# I found a Super cloning powder by dumb ass luck!!!



## Sub Zero (Sep 26, 2010)

I was wondering, what the heck is the difference between (OSH B1 Transplant fertilizer and a Cloning liquid Formula?)

What I found is this... Only this product has this secret... ( But there is another simular product out there too. ) I have not tried it, yet!

Stay tuned!!!

I'm curious how many peeps are interested... this ship works in water up to 90 degrees!
I have no vested interest in this company, plus I may not like your competition! 
I do love to pass on the love, stink bud is an inspiration of mine, spread the love!


----------



## Sub Zero (Sep 27, 2010)

109 views so far... I guess I'll have to get on this after dinner.
Maybe I'll do a demo, I have 20 or 30 cuttings resting in the fridge.
Waiting for the heat wave to pass, 97 in the grow room!


----------



## xxxcmackk (Sep 27, 2010)

hmmm,,,would of been nice to see or hear before i went to hit the sac but oh well,,,check it out in the mourn..


----------



## Sub Zero (Sep 27, 2010)

I was checking out my favorite transplant formula, OSH Easygrow B1 Transplant Fertilizer.

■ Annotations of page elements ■
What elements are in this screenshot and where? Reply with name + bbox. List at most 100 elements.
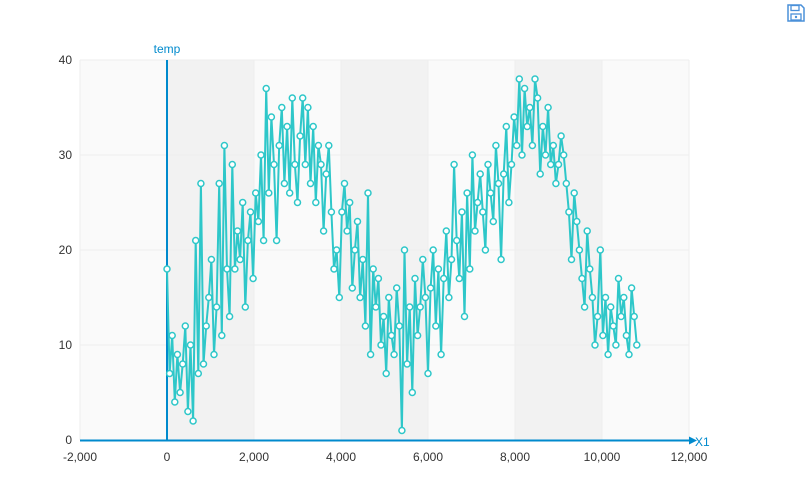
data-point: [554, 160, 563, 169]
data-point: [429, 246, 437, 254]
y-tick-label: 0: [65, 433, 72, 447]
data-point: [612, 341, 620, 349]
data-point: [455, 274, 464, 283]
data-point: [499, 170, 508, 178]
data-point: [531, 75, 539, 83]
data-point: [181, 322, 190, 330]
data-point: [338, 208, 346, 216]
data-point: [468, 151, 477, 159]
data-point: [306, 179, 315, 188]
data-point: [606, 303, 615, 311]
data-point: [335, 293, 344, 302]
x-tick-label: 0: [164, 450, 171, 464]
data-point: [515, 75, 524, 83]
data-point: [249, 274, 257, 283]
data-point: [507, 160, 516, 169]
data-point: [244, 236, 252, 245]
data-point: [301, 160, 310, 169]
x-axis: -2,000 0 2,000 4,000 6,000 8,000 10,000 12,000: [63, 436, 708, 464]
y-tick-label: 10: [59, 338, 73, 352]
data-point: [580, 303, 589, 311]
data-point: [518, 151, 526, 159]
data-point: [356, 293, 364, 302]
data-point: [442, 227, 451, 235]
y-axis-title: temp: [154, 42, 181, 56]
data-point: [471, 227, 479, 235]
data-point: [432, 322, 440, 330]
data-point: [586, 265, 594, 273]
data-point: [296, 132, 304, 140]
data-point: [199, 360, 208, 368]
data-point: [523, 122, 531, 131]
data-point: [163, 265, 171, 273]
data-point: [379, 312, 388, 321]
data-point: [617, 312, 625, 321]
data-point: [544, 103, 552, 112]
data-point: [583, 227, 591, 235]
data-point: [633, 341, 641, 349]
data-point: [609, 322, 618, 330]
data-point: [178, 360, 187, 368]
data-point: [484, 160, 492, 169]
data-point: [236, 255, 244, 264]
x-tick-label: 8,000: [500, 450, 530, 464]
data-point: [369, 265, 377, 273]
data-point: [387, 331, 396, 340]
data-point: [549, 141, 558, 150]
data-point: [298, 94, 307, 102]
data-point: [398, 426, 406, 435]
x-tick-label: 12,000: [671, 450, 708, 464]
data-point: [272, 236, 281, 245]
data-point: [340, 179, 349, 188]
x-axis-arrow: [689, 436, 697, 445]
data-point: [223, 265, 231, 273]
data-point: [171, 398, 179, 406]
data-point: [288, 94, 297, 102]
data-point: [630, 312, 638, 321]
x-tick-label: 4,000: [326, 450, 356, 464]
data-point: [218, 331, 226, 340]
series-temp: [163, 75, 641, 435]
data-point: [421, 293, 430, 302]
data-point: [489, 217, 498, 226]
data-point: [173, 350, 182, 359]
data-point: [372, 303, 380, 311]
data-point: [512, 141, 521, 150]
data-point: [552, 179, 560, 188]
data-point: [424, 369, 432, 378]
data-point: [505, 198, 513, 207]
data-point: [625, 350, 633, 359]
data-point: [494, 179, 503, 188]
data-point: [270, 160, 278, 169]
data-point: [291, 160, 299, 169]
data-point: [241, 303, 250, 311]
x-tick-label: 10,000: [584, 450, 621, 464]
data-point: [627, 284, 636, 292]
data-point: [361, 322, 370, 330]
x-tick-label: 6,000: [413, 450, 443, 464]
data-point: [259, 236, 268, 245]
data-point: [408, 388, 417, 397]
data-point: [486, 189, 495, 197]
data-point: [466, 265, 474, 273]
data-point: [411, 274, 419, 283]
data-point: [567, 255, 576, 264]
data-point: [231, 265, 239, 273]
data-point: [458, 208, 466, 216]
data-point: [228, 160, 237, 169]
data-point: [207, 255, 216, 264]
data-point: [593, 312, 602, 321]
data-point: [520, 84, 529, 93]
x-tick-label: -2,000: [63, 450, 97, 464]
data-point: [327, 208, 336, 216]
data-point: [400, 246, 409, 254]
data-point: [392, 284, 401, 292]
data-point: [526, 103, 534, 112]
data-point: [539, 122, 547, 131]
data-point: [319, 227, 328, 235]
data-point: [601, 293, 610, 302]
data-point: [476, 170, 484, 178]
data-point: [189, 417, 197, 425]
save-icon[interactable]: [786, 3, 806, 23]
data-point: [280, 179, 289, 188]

==

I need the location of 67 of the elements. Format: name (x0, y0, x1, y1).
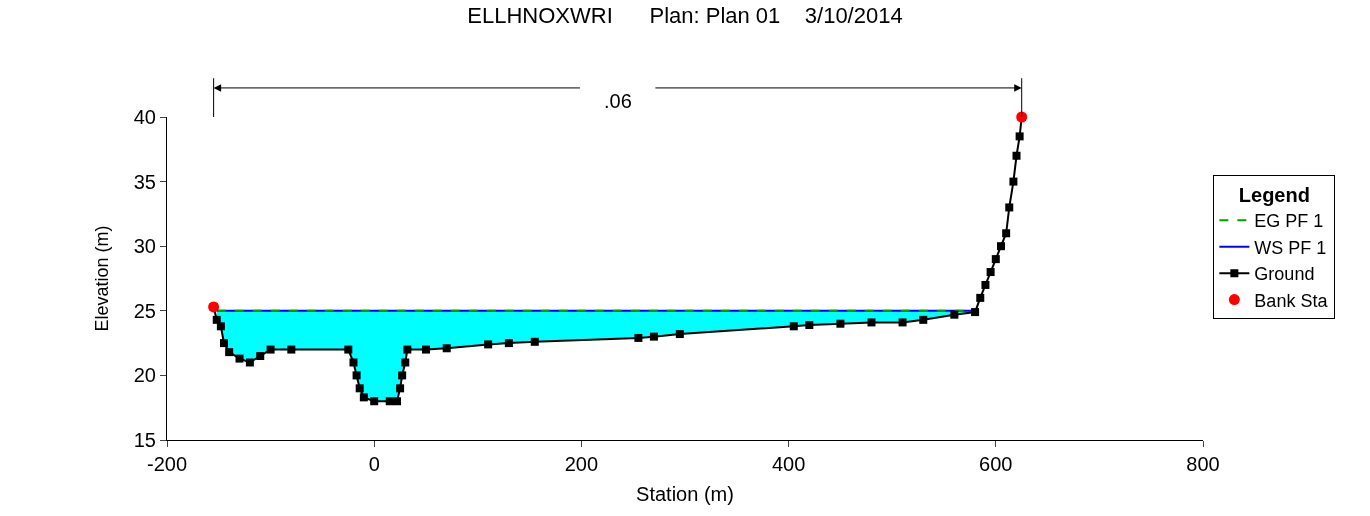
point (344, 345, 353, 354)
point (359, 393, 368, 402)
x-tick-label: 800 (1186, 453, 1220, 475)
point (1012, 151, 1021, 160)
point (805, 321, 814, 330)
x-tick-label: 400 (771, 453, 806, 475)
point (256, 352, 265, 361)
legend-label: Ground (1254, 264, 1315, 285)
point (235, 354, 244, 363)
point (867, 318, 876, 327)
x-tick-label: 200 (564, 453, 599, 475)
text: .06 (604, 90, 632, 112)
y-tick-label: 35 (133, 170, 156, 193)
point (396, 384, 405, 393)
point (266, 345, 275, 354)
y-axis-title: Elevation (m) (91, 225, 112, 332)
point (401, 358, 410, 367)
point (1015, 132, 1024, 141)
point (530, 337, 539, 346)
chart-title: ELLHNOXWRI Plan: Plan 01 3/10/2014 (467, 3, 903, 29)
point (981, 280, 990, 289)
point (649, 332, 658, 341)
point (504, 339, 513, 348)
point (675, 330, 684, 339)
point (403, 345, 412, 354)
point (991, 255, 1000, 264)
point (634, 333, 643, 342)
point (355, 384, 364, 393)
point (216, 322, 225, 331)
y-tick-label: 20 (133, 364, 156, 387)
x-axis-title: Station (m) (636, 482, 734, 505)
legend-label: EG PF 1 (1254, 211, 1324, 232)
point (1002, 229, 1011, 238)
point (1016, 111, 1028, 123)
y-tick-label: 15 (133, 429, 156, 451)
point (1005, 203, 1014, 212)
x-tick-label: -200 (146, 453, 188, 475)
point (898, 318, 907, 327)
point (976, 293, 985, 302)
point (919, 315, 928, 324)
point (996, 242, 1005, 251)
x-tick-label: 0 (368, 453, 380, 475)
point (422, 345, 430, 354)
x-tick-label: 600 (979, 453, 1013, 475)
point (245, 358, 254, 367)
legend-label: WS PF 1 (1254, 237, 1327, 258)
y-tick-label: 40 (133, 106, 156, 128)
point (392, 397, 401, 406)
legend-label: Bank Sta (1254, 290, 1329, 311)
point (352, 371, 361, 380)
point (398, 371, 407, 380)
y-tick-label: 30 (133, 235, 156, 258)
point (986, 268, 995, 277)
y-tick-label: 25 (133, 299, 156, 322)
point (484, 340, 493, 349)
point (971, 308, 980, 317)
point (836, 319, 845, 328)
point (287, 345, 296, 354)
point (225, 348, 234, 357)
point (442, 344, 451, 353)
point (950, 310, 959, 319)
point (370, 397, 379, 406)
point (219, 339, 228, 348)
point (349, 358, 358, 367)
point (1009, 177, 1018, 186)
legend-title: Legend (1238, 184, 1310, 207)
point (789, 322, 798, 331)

...

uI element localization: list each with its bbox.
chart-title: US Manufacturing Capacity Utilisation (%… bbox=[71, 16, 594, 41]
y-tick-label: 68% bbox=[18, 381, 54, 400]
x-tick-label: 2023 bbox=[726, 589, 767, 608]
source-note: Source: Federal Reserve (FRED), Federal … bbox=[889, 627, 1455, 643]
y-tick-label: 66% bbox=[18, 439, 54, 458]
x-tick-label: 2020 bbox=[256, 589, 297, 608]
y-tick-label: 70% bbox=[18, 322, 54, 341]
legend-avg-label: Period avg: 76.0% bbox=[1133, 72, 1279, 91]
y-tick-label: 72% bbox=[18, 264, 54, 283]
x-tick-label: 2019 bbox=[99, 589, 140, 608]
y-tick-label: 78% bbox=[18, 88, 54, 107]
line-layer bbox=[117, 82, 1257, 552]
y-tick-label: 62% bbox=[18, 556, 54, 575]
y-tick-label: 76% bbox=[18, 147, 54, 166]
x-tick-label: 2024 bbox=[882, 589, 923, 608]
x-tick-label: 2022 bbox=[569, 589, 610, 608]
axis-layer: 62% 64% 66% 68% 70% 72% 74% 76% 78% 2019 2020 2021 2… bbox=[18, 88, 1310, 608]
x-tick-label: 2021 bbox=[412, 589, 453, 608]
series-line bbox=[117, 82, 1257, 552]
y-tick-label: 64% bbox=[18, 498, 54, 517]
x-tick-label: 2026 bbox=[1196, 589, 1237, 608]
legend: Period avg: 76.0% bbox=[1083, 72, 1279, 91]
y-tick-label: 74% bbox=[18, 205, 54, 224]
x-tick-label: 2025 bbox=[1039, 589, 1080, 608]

■ AIM ■
Answer these from the cloning powder thread:
1. Up to what water temperature does the first post say the product works?
2. How many cuttings does the poster say are resting in the fridge?
3. Which transplant formula does the last post call the poster's favorite?
The data is not needed here.

■ REPLY TO THE TASK ■
1. Up to 90 degrees.
2. 20 or 30.
3. OSH Easygrow B1 Transplant Fertilizer.